▶ **Task objective**: Print each line of the listing once more, precisely as given.
+ + + + + + +
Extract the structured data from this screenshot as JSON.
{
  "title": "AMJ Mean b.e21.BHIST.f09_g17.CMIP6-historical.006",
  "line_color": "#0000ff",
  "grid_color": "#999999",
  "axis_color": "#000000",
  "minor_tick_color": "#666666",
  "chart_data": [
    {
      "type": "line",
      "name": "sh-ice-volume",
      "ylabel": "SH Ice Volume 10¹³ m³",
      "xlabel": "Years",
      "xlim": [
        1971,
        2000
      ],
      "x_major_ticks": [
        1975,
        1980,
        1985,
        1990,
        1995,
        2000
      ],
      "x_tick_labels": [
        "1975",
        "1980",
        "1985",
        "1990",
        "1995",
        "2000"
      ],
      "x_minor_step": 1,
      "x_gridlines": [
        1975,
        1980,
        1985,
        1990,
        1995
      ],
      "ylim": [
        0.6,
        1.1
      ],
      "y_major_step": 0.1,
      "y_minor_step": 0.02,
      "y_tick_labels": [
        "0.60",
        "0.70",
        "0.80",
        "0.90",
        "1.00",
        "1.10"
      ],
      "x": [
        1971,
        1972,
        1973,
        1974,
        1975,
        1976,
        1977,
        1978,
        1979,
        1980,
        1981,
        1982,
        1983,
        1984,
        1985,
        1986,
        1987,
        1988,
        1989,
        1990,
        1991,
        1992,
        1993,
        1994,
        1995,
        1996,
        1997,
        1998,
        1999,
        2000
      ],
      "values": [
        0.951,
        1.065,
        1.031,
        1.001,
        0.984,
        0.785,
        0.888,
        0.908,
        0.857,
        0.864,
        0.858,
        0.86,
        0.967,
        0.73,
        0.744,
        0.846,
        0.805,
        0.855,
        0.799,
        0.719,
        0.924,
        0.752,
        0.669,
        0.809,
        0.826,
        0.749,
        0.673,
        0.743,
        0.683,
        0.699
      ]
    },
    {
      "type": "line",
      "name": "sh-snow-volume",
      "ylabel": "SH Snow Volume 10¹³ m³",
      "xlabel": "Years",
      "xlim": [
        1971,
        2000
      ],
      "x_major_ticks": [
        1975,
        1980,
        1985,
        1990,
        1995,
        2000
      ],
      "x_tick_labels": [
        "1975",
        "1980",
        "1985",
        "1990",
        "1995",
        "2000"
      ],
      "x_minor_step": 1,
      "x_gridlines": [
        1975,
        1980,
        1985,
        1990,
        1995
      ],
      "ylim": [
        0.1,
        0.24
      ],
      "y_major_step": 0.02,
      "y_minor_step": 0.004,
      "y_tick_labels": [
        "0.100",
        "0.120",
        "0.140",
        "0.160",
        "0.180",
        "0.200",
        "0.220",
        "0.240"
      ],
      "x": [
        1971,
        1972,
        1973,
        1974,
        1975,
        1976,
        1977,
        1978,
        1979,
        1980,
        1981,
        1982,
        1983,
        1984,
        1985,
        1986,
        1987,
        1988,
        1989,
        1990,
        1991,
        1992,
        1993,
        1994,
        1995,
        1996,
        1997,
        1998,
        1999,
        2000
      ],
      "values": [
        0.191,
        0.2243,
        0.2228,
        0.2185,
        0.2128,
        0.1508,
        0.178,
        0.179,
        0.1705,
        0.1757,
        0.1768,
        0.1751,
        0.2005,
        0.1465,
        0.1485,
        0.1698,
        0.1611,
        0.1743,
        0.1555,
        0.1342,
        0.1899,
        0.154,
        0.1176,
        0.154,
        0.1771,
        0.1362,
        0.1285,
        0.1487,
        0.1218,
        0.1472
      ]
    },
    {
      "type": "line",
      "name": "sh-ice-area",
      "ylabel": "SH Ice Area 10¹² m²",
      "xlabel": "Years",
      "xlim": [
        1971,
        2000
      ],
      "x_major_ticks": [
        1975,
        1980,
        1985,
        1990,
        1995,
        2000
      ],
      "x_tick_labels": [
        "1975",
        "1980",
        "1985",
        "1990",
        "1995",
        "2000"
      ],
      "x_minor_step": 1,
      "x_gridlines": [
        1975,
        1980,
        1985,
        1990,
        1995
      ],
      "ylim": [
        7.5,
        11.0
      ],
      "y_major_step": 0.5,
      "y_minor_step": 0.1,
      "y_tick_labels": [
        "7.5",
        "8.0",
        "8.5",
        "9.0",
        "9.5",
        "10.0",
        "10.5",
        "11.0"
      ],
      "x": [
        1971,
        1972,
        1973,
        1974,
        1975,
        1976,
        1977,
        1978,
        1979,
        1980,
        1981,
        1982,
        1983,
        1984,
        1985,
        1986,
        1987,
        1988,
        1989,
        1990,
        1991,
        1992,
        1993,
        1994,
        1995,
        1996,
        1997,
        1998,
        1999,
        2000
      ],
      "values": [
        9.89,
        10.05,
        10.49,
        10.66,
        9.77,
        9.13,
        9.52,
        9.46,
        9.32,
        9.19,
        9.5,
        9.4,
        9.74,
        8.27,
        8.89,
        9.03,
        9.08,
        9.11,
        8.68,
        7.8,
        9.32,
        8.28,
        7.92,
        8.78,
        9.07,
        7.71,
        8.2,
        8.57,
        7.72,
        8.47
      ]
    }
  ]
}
+ + + + + + +
▶ **Solution to this exercise**:
Extract the structured data from this screenshot as JSON.
{
  "title": "AMJ Mean b.e21.BHIST.f09_g17.CMIP6-historical.006",
  "line_color": "#0000ff",
  "grid_color": "#999999",
  "axis_color": "#000000",
  "minor_tick_color": "#666666",
  "chart_data": [
    {
      "type": "line",
      "name": "sh-ice-volume",
      "ylabel": "SH Ice Volume 10¹³ m³",
      "xlabel": "Years",
      "xlim": [
        1971,
        2000
      ],
      "x_major_ticks": [
        1975,
        1980,
        1985,
        1990,
        1995,
        2000
      ],
      "x_tick_labels": [
        "1975",
        "1980",
        "1985",
        "1990",
        "1995",
        "2000"
      ],
      "x_minor_step": 1,
      "x_gridlines": [
        1975,
        1980,
        1985,
        1990,
        1995
      ],
      "ylim": [
        0.6,
        1.1
      ],
      "y_major_step": 0.1,
      "y_minor_step": 0.02,
      "y_tick_labels": [
        "0.60",
        "0.70",
        "0.80",
        "0.90",
        "1.00",
        "1.10"
      ],
      "x": [
        1971,
        1972,
        1973,
        1974,
        1975,
        1976,
        1977,
        1978,
        1979,
        1980,
        1981,
        1982,
        1983,
        1984,
        1985,
        1986,
        1987,
        1988,
        1989,
        1990,
        1991,
        1992,
        1993,
        1994,
        1995,
        1996,
        1997,
        1998,
        1999,
        2000
      ],
      "values": [
        0.951,
        1.065,
        1.031,
        1.001,
        0.984,
        0.785,
        0.888,
        0.908,
        0.857,
        0.864,
        0.858,
        0.86,
        0.967,
        0.73,
        0.744,
        0.846,
        0.805,
        0.855,
        0.799,
        0.719,
        0.924,
        0.752,
        0.669,
        0.809,
        0.826,
        0.749,
        0.673,
        0.743,
        0.683,
        0.699
      ]
    },
    {
      "type": "line",
      "name": "sh-snow-volume",
      "ylabel": "SH Snow Volume 10¹³ m³",
      "xlabel": "Years",
      "xlim": [
        1971,
        2000
      ],
      "x_major_ticks": [
        1975,
        1980,
        1985,
        1990,
        1995,
        2000
      ],
      "x_tick_labels": [
        "1975",
        "1980",
        "1985",
        "1990",
        "1995",
        "2000"
      ],
      "x_minor_step": 1,
      "x_gridlines": [
        1975,
        1980,
        1985,
        1990,
        1995
      ],
      "ylim": [
        0.1,
        0.24
      ],
      "y_major_step": 0.02,
      "y_minor_step": 0.004,
      "y_tick_labels": [
        "0.100",
        "0.120",
        "0.140",
        "0.160",
        "0.180",
        "0.200",
        "0.220",
        "0.240"
      ],
      "x": [
        1971,
        1972,
        1973,
        1974,
        1975,
        1976,
        1977,
        1978,
        1979,
        1980,
        1981,
        1982,
        1983,
        1984,
        1985,
        1986,
        1987,
        1988,
        1989,
        1990,
        1991,
        1992,
        1993,
        1994,
        1995,
        1996,
        1997,
        1998,
        1999,
        2000
      ],
      "values": [
        0.191,
        0.2243,
        0.2228,
        0.2185,
        0.2128,
        0.1508,
        0.178,
        0.179,
        0.1705,
        0.1757,
        0.1768,
        0.1751,
        0.2005,
        0.1465,
        0.1485,
        0.1698,
        0.1611,
        0.1743,
        0.1555,
        0.1342,
        0.1899,
        0.154,
        0.1176,
        0.154,
        0.1771,
        0.1362,
        0.1285,
        0.1487,
        0.1218,
        0.1472
      ]
    },
    {
      "type": "line",
      "name": "sh-ice-area",
      "ylabel": "SH Ice Area 10¹² m²",
      "xlabel": "Years",
      "xlim": [
        1971,
        2000
      ],
      "x_major_ticks": [
        1975,
        1980,
        1985,
        1990,
        1995,
        2000
      ],
      "x_tick_labels": [
        "1975",
        "1980",
        "1985",
        "1990",
        "1995",
        "2000"
      ],
      "x_minor_step": 1,
      "x_gridlines": [
        1975,
        1980,
        1985,
        1990,
        1995
      ],
      "ylim": [
        7.5,
        11.0
      ],
      "y_major_step": 0.5,
      "y_minor_step": 0.1,
      "y_tick_labels": [
        "7.5",
        "8.0",
        "8.5",
        "9.0",
        "9.5",
        "10.0",
        "10.5",
        "11.0"
      ],
      "x": [
        1971,
        1972,
        1973,
        1974,
        1975,
        1976,
        1977,
        1978,
        1979,
        1980,
        1981,
        1982,
        1983,
        1984,
        1985,
        1986,
        1987,
        1988,
        1989,
        1990,
        1991,
        1992,
        1993,
        1994,
        1995,
        1996,
        1997,
        1998,
        1999,
        2000
      ],
      "values": [
        9.89,
        10.05,
        10.49,
        10.66,
        9.77,
        9.13,
        9.52,
        9.46,
        9.32,
        9.19,
        9.5,
        9.4,
        9.74,
        8.27,
        8.89,
        9.03,
        9.08,
        9.11,
        8.68,
        7.8,
        9.32,
        8.28,
        7.92,
        8.78,
        9.07,
        7.71,
        8.2,
        8.57,
        7.72,
        8.47
      ]
    }
  ]
}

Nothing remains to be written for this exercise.